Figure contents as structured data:
━━━━

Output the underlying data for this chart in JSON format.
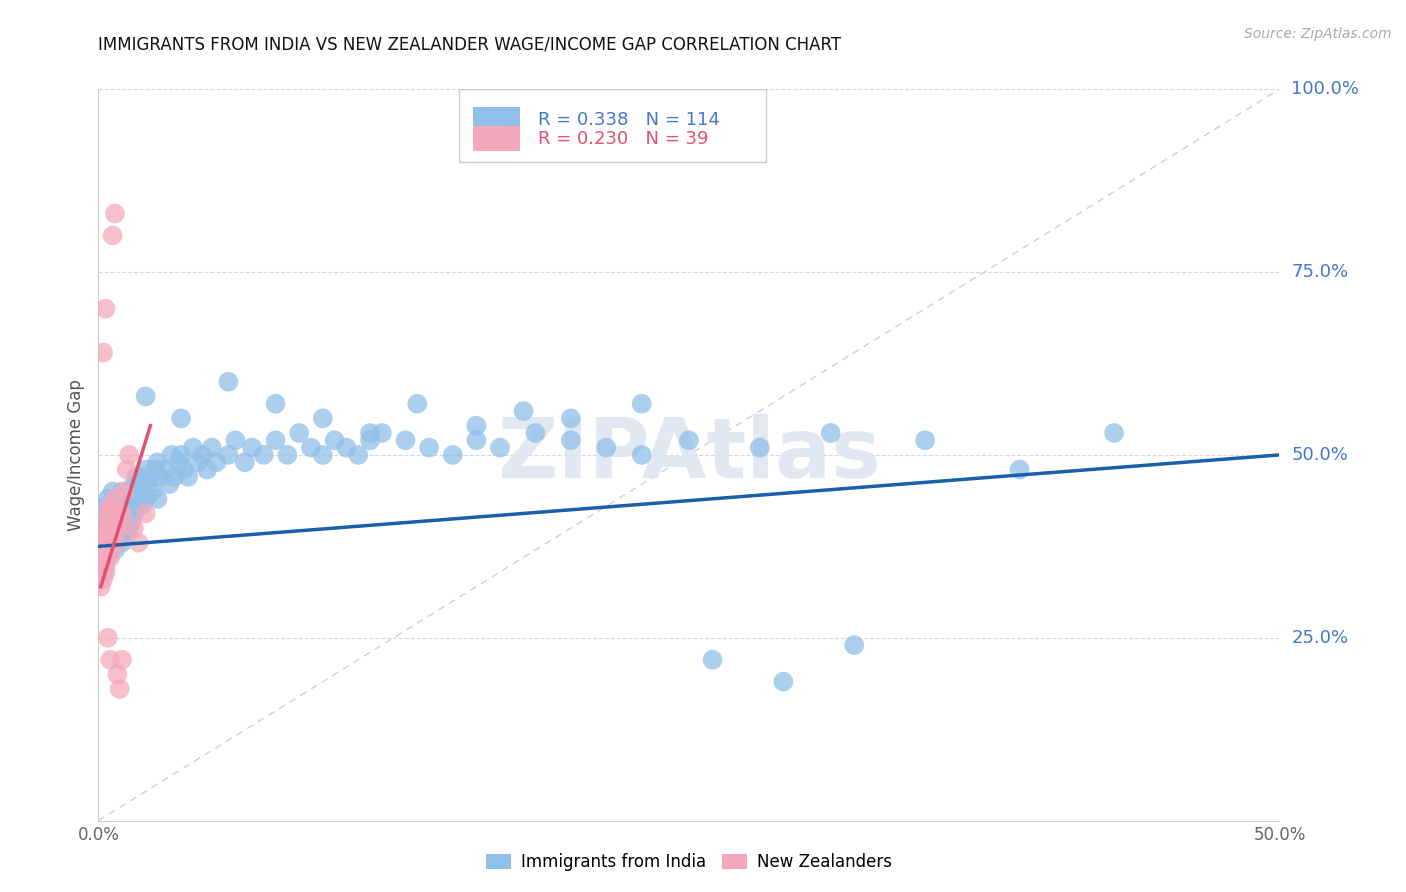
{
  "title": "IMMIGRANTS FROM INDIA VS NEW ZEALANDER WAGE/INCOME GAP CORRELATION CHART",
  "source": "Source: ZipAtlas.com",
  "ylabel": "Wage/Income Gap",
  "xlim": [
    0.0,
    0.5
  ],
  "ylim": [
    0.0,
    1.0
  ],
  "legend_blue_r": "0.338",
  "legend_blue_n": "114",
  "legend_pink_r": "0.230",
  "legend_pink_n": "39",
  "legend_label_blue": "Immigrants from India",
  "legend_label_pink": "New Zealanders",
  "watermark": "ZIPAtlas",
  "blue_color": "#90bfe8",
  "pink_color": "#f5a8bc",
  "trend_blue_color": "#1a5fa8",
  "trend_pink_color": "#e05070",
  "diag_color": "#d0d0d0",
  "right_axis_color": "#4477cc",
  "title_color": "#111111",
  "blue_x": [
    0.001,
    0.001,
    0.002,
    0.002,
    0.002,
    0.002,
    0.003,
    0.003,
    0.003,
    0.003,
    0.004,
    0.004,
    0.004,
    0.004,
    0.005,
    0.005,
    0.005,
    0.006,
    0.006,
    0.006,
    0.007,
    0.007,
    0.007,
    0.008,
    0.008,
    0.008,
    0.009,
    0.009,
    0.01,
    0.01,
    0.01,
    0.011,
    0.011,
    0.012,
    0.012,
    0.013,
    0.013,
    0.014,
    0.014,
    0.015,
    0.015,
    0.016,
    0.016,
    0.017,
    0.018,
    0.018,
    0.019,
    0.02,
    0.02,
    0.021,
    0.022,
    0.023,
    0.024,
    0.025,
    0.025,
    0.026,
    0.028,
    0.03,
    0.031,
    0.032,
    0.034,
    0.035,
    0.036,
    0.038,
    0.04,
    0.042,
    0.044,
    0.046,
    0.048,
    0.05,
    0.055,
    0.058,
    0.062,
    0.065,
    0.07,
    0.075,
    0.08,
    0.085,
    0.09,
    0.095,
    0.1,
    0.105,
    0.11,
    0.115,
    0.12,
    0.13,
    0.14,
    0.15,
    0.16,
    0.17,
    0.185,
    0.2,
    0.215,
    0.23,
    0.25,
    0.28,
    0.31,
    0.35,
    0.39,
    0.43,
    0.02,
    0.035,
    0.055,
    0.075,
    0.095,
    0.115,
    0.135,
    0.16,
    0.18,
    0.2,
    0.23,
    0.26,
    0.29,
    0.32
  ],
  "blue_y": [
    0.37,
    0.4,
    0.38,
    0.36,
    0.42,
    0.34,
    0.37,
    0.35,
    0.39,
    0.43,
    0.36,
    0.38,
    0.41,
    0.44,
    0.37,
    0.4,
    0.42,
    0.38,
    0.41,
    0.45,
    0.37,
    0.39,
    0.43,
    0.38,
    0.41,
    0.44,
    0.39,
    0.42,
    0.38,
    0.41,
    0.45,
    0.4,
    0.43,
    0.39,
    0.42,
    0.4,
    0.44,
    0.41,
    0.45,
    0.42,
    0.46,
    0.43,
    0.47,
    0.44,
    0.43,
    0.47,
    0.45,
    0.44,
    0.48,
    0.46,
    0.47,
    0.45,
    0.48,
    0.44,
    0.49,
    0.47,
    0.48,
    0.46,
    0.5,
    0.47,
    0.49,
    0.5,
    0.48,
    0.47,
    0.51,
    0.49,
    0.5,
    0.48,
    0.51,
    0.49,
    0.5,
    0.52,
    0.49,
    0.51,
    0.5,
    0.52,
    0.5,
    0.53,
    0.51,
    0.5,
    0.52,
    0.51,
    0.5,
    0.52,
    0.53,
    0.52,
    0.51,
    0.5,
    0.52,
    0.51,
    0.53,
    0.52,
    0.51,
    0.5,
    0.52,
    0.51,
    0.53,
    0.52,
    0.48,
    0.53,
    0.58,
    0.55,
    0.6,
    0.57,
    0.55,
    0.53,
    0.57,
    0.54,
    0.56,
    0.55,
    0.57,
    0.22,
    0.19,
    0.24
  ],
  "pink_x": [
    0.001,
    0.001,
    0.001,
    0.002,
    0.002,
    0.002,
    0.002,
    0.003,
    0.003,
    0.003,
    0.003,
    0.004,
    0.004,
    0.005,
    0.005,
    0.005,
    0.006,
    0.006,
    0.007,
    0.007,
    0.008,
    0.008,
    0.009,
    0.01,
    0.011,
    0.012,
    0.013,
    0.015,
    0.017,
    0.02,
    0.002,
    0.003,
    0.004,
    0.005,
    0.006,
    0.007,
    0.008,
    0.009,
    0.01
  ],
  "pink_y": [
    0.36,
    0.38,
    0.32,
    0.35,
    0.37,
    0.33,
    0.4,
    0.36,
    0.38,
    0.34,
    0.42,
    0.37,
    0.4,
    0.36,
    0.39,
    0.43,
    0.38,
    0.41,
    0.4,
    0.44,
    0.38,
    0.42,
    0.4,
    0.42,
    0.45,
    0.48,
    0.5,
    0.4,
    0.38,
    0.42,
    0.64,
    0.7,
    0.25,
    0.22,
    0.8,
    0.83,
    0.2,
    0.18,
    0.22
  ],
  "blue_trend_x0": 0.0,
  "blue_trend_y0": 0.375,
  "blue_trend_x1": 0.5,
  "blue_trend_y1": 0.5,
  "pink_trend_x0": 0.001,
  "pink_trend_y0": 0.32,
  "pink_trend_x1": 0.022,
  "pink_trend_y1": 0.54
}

━━━━

Quote the records in their entirety, keeping the wording exact and excluding pictures.

● **Task solution**:
Output the underlying data for this chart in JSON format.
{
  "title": "IMMIGRANTS FROM INDIA VS NEW ZEALANDER WAGE/INCOME GAP CORRELATION CHART",
  "source": "Source: ZipAtlas.com",
  "ylabel": "Wage/Income Gap",
  "xlim": [
    0.0,
    0.5
  ],
  "ylim": [
    0.0,
    1.0
  ],
  "legend_blue_r": "0.338",
  "legend_blue_n": "114",
  "legend_pink_r": "0.230",
  "legend_pink_n": "39",
  "legend_label_blue": "Immigrants from India",
  "legend_label_pink": "New Zealanders",
  "watermark": "ZIPAtlas",
  "blue_color": "#90bfe8",
  "pink_color": "#f5a8bc",
  "trend_blue_color": "#1a5fa8",
  "trend_pink_color": "#e05070",
  "diag_color": "#d0d0d0",
  "right_axis_color": "#4477cc",
  "title_color": "#111111",
  "blue_x": [
    0.001,
    0.001,
    0.002,
    0.002,
    0.002,
    0.002,
    0.003,
    0.003,
    0.003,
    0.003,
    0.004,
    0.004,
    0.004,
    0.004,
    0.005,
    0.005,
    0.005,
    0.006,
    0.006,
    0.006,
    0.007,
    0.007,
    0.007,
    0.008,
    0.008,
    0.008,
    0.009,
    0.009,
    0.01,
    0.01,
    0.01,
    0.011,
    0.011,
    0.012,
    0.012,
    0.013,
    0.013,
    0.014,
    0.014,
    0.015,
    0.015,
    0.016,
    0.016,
    0.017,
    0.018,
    0.018,
    0.019,
    0.02,
    0.02,
    0.021,
    0.022,
    0.023,
    0.024,
    0.025,
    0.025,
    0.026,
    0.028,
    0.03,
    0.031,
    0.032,
    0.034,
    0.035,
    0.036,
    0.038,
    0.04,
    0.042,
    0.044,
    0.046,
    0.048,
    0.05,
    0.055,
    0.058,
    0.062,
    0.065,
    0.07,
    0.075,
    0.08,
    0.085,
    0.09,
    0.095,
    0.1,
    0.105,
    0.11,
    0.115,
    0.12,
    0.13,
    0.14,
    0.15,
    0.16,
    0.17,
    0.185,
    0.2,
    0.215,
    0.23,
    0.25,
    0.28,
    0.31,
    0.35,
    0.39,
    0.43,
    0.02,
    0.035,
    0.055,
    0.075,
    0.095,
    0.115,
    0.135,
    0.16,
    0.18,
    0.2,
    0.23,
    0.26,
    0.29,
    0.32
  ],
  "blue_y": [
    0.37,
    0.4,
    0.38,
    0.36,
    0.42,
    0.34,
    0.37,
    0.35,
    0.39,
    0.43,
    0.36,
    0.38,
    0.41,
    0.44,
    0.37,
    0.4,
    0.42,
    0.38,
    0.41,
    0.45,
    0.37,
    0.39,
    0.43,
    0.38,
    0.41,
    0.44,
    0.39,
    0.42,
    0.38,
    0.41,
    0.45,
    0.4,
    0.43,
    0.39,
    0.42,
    0.4,
    0.44,
    0.41,
    0.45,
    0.42,
    0.46,
    0.43,
    0.47,
    0.44,
    0.43,
    0.47,
    0.45,
    0.44,
    0.48,
    0.46,
    0.47,
    0.45,
    0.48,
    0.44,
    0.49,
    0.47,
    0.48,
    0.46,
    0.5,
    0.47,
    0.49,
    0.5,
    0.48,
    0.47,
    0.51,
    0.49,
    0.5,
    0.48,
    0.51,
    0.49,
    0.5,
    0.52,
    0.49,
    0.51,
    0.5,
    0.52,
    0.5,
    0.53,
    0.51,
    0.5,
    0.52,
    0.51,
    0.5,
    0.52,
    0.53,
    0.52,
    0.51,
    0.5,
    0.52,
    0.51,
    0.53,
    0.52,
    0.51,
    0.5,
    0.52,
    0.51,
    0.53,
    0.52,
    0.48,
    0.53,
    0.58,
    0.55,
    0.6,
    0.57,
    0.55,
    0.53,
    0.57,
    0.54,
    0.56,
    0.55,
    0.57,
    0.22,
    0.19,
    0.24
  ],
  "pink_x": [
    0.001,
    0.001,
    0.001,
    0.002,
    0.002,
    0.002,
    0.002,
    0.003,
    0.003,
    0.003,
    0.003,
    0.004,
    0.004,
    0.005,
    0.005,
    0.005,
    0.006,
    0.006,
    0.007,
    0.007,
    0.008,
    0.008,
    0.009,
    0.01,
    0.011,
    0.012,
    0.013,
    0.015,
    0.017,
    0.02,
    0.002,
    0.003,
    0.004,
    0.005,
    0.006,
    0.007,
    0.008,
    0.009,
    0.01
  ],
  "pink_y": [
    0.36,
    0.38,
    0.32,
    0.35,
    0.37,
    0.33,
    0.4,
    0.36,
    0.38,
    0.34,
    0.42,
    0.37,
    0.4,
    0.36,
    0.39,
    0.43,
    0.38,
    0.41,
    0.4,
    0.44,
    0.38,
    0.42,
    0.4,
    0.42,
    0.45,
    0.48,
    0.5,
    0.4,
    0.38,
    0.42,
    0.64,
    0.7,
    0.25,
    0.22,
    0.8,
    0.83,
    0.2,
    0.18,
    0.22
  ],
  "blue_trend_x0": 0.0,
  "blue_trend_y0": 0.375,
  "blue_trend_x1": 0.5,
  "blue_trend_y1": 0.5,
  "pink_trend_x0": 0.001,
  "pink_trend_y0": 0.32,
  "pink_trend_x1": 0.022,
  "pink_trend_y1": 0.54
}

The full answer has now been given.